- EXERCISE AIM -
Find the line containing "Decode this image". Return it and every line after it, unchanged, up to and including the last line.

[Stored dataset items]
───
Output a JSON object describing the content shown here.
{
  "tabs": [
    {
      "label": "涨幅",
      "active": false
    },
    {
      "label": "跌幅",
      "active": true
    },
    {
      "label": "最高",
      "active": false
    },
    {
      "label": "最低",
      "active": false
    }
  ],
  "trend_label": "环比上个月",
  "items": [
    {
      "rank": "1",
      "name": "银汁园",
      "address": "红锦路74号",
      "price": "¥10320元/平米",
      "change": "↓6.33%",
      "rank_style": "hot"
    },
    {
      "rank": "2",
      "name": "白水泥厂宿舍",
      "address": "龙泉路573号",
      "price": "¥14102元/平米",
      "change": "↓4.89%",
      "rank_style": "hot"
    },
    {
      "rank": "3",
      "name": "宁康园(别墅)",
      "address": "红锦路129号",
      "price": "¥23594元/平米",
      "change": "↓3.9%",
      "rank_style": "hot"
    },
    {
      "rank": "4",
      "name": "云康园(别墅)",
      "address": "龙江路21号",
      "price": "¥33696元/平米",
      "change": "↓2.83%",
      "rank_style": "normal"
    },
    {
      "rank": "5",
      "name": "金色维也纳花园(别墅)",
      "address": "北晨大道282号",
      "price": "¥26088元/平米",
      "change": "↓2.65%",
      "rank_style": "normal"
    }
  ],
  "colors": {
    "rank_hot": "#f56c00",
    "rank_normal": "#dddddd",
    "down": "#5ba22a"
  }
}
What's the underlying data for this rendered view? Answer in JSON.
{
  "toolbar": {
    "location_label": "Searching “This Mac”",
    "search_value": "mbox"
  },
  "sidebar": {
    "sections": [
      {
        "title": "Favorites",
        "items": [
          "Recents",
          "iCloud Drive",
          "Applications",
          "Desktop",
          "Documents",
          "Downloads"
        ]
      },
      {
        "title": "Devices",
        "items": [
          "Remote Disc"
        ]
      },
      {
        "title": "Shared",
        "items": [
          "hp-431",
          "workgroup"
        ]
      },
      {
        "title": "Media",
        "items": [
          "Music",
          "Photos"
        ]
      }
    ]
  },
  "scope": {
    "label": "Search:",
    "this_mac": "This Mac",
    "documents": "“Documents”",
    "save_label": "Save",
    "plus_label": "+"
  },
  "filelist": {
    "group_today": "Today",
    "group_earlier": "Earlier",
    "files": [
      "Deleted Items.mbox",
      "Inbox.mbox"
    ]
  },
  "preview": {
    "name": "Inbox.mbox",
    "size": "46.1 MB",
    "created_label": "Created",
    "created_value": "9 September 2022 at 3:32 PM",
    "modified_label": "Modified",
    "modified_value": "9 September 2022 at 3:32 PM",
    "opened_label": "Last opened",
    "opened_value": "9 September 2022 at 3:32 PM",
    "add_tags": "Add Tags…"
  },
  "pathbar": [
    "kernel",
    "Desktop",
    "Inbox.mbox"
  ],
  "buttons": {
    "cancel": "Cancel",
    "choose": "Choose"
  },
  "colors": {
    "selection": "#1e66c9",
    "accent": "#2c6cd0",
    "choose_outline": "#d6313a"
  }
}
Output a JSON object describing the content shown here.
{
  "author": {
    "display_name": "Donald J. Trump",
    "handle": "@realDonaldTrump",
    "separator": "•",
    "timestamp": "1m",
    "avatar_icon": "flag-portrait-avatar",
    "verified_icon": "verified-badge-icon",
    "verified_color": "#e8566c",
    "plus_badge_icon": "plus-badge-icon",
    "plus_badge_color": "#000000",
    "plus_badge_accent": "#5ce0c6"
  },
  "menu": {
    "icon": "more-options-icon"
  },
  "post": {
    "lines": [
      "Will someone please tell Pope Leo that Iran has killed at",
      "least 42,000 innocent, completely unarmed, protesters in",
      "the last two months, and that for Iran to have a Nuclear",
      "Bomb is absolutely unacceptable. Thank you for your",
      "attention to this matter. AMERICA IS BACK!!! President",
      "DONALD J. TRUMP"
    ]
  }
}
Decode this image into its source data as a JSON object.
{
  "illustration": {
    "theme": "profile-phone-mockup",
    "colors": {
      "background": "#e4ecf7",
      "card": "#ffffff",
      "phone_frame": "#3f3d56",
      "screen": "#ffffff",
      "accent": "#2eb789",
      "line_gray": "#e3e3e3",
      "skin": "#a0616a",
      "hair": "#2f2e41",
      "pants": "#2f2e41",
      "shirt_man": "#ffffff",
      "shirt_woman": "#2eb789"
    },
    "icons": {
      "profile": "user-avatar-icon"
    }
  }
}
───
- EXERCISE SOLUTION -
Decode this image into its source data as a JSON object.
{
  "illustration": {
    "theme": "profile-phone-mockup",
    "colors": {
      "background": "#e4ecf7",
      "card": "#ffffff",
      "phone_frame": "#3f3d56",
      "screen": "#ffffff",
      "accent": "#2eb789",
      "line_gray": "#e3e3e3",
      "skin": "#a0616a",
      "hair": "#2f2e41",
      "pants": "#2f2e41",
      "shirt_man": "#ffffff",
      "shirt_woman": "#2eb789"
    },
    "icons": {
      "profile": "user-avatar-icon"
    }
  }
}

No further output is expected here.